[start of Listed records]

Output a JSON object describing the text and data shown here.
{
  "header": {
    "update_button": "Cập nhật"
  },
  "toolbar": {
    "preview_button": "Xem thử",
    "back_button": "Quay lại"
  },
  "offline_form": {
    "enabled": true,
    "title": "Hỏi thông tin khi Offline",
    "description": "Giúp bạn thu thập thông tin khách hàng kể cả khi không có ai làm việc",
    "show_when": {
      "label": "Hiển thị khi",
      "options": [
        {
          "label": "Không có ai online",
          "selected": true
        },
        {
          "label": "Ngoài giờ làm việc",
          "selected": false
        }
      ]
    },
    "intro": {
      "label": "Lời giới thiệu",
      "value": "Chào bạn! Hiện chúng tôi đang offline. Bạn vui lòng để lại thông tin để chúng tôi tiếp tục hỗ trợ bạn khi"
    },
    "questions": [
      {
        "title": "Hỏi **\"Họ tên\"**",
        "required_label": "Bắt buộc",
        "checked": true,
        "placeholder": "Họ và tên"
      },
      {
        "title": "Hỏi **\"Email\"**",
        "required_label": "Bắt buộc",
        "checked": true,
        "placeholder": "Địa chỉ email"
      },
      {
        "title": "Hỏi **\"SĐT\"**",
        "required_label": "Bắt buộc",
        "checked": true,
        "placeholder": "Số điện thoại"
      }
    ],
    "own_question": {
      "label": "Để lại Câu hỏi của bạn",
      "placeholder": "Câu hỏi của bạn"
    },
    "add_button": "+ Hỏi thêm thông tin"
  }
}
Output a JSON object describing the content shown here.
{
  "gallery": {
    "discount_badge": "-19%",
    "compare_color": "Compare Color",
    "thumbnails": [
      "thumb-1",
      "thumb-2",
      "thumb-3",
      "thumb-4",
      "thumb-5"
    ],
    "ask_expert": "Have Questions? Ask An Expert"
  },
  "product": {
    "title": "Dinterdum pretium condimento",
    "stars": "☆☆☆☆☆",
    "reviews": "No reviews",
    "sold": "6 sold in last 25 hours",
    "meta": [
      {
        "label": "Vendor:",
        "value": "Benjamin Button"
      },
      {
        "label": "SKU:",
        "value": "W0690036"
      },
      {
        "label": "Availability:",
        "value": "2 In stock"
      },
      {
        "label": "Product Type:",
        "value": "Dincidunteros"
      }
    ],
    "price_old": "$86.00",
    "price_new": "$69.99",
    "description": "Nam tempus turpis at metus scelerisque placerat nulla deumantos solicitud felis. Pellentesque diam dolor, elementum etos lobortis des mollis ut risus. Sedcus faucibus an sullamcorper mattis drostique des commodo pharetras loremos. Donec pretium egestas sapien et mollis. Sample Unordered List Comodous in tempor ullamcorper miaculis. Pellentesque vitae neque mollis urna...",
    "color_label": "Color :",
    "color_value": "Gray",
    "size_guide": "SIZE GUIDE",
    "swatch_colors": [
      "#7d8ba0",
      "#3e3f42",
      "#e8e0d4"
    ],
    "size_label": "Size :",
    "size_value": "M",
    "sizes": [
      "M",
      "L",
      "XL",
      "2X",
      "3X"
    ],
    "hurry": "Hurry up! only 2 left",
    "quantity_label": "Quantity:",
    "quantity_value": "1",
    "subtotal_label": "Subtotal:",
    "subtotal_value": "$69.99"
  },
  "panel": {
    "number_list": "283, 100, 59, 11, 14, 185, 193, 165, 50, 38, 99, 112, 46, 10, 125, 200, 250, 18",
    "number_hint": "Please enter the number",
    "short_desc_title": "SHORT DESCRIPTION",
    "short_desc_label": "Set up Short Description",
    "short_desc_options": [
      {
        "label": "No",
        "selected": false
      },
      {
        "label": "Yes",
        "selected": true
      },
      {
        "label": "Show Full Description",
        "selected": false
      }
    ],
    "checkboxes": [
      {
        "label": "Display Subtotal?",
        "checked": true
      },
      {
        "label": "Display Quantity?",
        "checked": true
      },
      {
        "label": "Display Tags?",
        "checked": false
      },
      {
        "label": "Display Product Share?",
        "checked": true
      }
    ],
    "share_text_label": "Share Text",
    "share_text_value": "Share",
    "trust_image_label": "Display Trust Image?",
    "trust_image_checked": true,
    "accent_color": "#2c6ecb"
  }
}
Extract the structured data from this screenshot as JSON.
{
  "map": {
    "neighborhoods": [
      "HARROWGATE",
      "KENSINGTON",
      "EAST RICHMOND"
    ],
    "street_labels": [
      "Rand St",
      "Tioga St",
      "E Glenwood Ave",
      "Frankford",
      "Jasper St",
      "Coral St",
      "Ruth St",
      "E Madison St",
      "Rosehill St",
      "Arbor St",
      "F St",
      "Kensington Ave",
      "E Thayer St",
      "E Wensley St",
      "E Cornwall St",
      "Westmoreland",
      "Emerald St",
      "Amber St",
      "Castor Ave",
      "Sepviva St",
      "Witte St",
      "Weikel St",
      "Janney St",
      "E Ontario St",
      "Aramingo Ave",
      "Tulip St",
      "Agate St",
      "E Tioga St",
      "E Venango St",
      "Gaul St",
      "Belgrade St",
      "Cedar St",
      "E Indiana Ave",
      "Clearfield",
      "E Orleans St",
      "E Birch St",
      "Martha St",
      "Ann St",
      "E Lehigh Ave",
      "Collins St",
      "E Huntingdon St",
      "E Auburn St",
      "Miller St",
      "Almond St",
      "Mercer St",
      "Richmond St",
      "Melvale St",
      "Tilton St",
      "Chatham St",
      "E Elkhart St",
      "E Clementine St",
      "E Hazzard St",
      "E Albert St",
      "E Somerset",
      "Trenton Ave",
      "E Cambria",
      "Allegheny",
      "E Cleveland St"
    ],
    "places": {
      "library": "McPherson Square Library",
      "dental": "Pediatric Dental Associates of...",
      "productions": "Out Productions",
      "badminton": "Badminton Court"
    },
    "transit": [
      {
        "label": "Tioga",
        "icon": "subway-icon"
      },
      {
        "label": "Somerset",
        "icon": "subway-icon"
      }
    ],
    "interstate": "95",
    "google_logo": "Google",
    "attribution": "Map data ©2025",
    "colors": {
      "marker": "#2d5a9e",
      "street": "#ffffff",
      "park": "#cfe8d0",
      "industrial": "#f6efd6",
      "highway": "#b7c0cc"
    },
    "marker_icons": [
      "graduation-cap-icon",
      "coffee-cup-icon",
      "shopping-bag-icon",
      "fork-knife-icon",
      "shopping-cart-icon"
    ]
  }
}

[end of Listed records]

Exercise goal: Every line above should be printed again exactly as it stands.

Result below:
Output a JSON object describing the text and data shown here.
{
  "header": {
    "update_button": "Cập nhật"
  },
  "toolbar": {
    "preview_button": "Xem thử",
    "back_button": "Quay lại"
  },
  "offline_form": {
    "enabled": true,
    "title": "Hỏi thông tin khi Offline",
    "description": "Giúp bạn thu thập thông tin khách hàng kể cả khi không có ai làm việc",
    "show_when": {
      "label": "Hiển thị khi",
      "options": [
        {
          "label": "Không có ai online",
          "selected": true
        },
        {
          "label": "Ngoài giờ làm việc",
          "selected": false
        }
      ]
    },
    "intro": {
      "label": "Lời giới thiệu",
      "value": "Chào bạn! Hiện chúng tôi đang offline. Bạn vui lòng để lại thông tin để chúng tôi tiếp tục hỗ trợ bạn khi"
    },
    "questions": [
      {
        "title": "Hỏi **\"Họ tên\"**",
        "required_label": "Bắt buộc",
        "checked": true,
        "placeholder": "Họ và tên"
      },
      {
        "title": "Hỏi **\"Email\"**",
        "required_label": "Bắt buộc",
        "checked": true,
        "placeholder": "Địa chỉ email"
      },
      {
        "title": "Hỏi **\"SĐT\"**",
        "required_label": "Bắt buộc",
        "checked": true,
        "placeholder": "Số điện thoại"
      }
    ],
    "own_question": {
      "label": "Để lại Câu hỏi của bạn",
      "placeholder": "Câu hỏi của bạn"
    },
    "add_button": "+ Hỏi thêm thông tin"
  }
}
Output a JSON object describing the content shown here.
{
  "gallery": {
    "discount_badge": "-19%",
    "compare_color": "Compare Color",
    "thumbnails": [
      "thumb-1",
      "thumb-2",
      "thumb-3",
      "thumb-4",
      "thumb-5"
    ],
    "ask_expert": "Have Questions? Ask An Expert"
  },
  "product": {
    "title": "Dinterdum pretium condimento",
    "stars": "☆☆☆☆☆",
    "reviews": "No reviews",
    "sold": "6 sold in last 25 hours",
    "meta": [
      {
        "label": "Vendor:",
        "value": "Benjamin Button"
      },
      {
        "label": "SKU:",
        "value": "W0690036"
      },
      {
        "label": "Availability:",
        "value": "2 In stock"
      },
      {
        "label": "Product Type:",
        "value": "Dincidunteros"
      }
    ],
    "price_old": "$86.00",
    "price_new": "$69.99",
    "description": "Nam tempus turpis at metus scelerisque placerat nulla deumantos solicitud felis. Pellentesque diam dolor, elementum etos lobortis des mollis ut risus. Sedcus faucibus an sullamcorper mattis drostique des commodo pharetras loremos. Donec pretium egestas sapien et mollis. Sample Unordered List Comodous in tempor ullamcorper miaculis. Pellentesque vitae neque mollis urna...",
    "color_label": "Color :",
    "color_value": "Gray",
    "size_guide": "SIZE GUIDE",
    "swatch_colors": [
      "#7d8ba0",
      "#3e3f42",
      "#e8e0d4"
    ],
    "size_label": "Size :",
    "size_value": "M",
    "sizes": [
      "M",
      "L",
      "XL",
      "2X",
      "3X"
    ],
    "hurry": "Hurry up! only 2 left",
    "quantity_label": "Quantity:",
    "quantity_value": "1",
    "subtotal_label": "Subtotal:",
    "subtotal_value": "$69.99"
  },
  "panel": {
    "number_list": "283, 100, 59, 11, 14, 185, 193, 165, 50, 38, 99, 112, 46, 10, 125, 200, 250, 18",
    "number_hint": "Please enter the number",
    "short_desc_title": "SHORT DESCRIPTION",
    "short_desc_label": "Set up Short Description",
    "short_desc_options": [
      {
        "label": "No",
        "selected": false
      },
      {
        "label": "Yes",
        "selected": true
      },
      {
        "label": "Show Full Description",
        "selected": false
      }
    ],
    "checkboxes": [
      {
        "label": "Display Subtotal?",
        "checked": true
      },
      {
        "label": "Display Quantity?",
        "checked": true
      },
      {
        "label": "Display Tags?",
        "checked": false
      },
      {
        "label": "Display Product Share?",
        "checked": true
      }
    ],
    "share_text_label": "Share Text",
    "share_text_value": "Share",
    "trust_image_label": "Display Trust Image?",
    "trust_image_checked": true,
    "accent_color": "#2c6ecb"
  }
}
Extract the structured data from this screenshot as JSON.
{
  "map": {
    "neighborhoods": [
      "HARROWGATE",
      "KENSINGTON",
      "EAST RICHMOND"
    ],
    "street_labels": [
      "Rand St",
      "Tioga St",
      "E Glenwood Ave",
      "Frankford",
      "Jasper St",
      "Coral St",
      "Ruth St",
      "E Madison St",
      "Rosehill St",
      "Arbor St",
      "F St",
      "Kensington Ave",
      "E Thayer St",
      "E Wensley St",
      "E Cornwall St",
      "Westmoreland",
      "Emerald St",
      "Amber St",
      "Castor Ave",
      "Sepviva St",
      "Witte St",
      "Weikel St",
      "Janney St",
      "E Ontario St",
      "Aramingo Ave",
      "Tulip St",
      "Agate St",
      "E Tioga St",
      "E Venango St",
      "Gaul St",
      "Belgrade St",
      "Cedar St",
      "E Indiana Ave",
      "Clearfield",
      "E Orleans St",
      "E Birch St",
      "Martha St",
      "Ann St",
      "E Lehigh Ave",
      "Collins St",
      "E Huntingdon St",
      "E Auburn St",
      "Miller St",
      "Almond St",
      "Mercer St",
      "Richmond St",
      "Melvale St",
      "Tilton St",
      "Chatham St",
      "E Elkhart St",
      "E Clementine St",
      "E Hazzard St",
      "E Albert St",
      "E Somerset",
      "Trenton Ave",
      "E Cambria",
      "Allegheny",
      "E Cleveland St"
    ],
    "places": {
      "library": "McPherson Square Library",
      "dental": "Pediatric Dental Associates of...",
      "productions": "Out Productions",
      "badminton": "Badminton Court"
    },
    "transit": [
      {
        "label": "Tioga",
        "icon": "subway-icon"
      },
      {
        "label": "Somerset",
        "icon": "subway-icon"
      }
    ],
    "interstate": "95",
    "google_logo": "Google",
    "attribution": "Map data ©2025",
    "colors": {
      "marker": "#2d5a9e",
      "street": "#ffffff",
      "park": "#cfe8d0",
      "industrial": "#f6efd6",
      "highway": "#b7c0cc"
    },
    "marker_icons": [
      "graduation-cap-icon",
      "coffee-cup-icon",
      "shopping-bag-icon",
      "fork-knife-icon",
      "shopping-cart-icon"
    ]
  }
}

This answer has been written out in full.